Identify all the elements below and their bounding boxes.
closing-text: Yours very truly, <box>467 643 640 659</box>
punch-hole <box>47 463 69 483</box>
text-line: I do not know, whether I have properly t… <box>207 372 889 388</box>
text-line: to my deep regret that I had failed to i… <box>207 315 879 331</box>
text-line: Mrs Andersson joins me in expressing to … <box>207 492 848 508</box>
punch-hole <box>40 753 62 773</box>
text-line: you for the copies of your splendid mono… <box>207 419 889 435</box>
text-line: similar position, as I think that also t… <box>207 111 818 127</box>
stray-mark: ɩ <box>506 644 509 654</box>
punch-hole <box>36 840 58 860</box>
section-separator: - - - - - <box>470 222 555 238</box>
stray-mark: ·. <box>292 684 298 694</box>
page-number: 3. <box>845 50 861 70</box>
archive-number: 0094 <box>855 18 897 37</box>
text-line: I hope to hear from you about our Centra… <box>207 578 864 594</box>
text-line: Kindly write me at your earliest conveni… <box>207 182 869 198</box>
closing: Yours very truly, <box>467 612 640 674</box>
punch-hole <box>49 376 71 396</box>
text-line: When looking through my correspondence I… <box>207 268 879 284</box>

_Required task_
Copy out every row above line for line, without changing anything.

_Correct response_
Identify all the elements below and their bounding boxes.
closing-text: Yours very truly, <box>467 643 640 659</box>
punch-hole <box>47 463 69 483</box>
text-line: I do not know, whether I have properly t… <box>207 372 889 388</box>
text-line: to my deep regret that I had failed to i… <box>207 315 879 331</box>
text-line: Mrs Andersson joins me in expressing to … <box>207 492 848 508</box>
punch-hole <box>40 753 62 773</box>
text-line: you for the copies of your splendid mono… <box>207 419 889 435</box>
text-line: similar position, as I think that also t… <box>207 111 818 127</box>
stray-mark: ɩ <box>506 644 509 654</box>
punch-hole <box>36 840 58 860</box>
section-separator: - - - - - <box>470 222 555 238</box>
stray-mark: ·. <box>292 684 298 694</box>
page-number: 3. <box>845 50 861 70</box>
archive-number: 0094 <box>855 18 897 37</box>
text-line: I hope to hear from you about our Centra… <box>207 578 864 594</box>
text-line: Kindly write me at your earliest conveni… <box>207 182 869 198</box>
closing: Yours very truly, <box>467 612 640 674</box>
punch-hole <box>49 376 71 396</box>
text-line: When looking through my correspondence I… <box>207 268 879 284</box>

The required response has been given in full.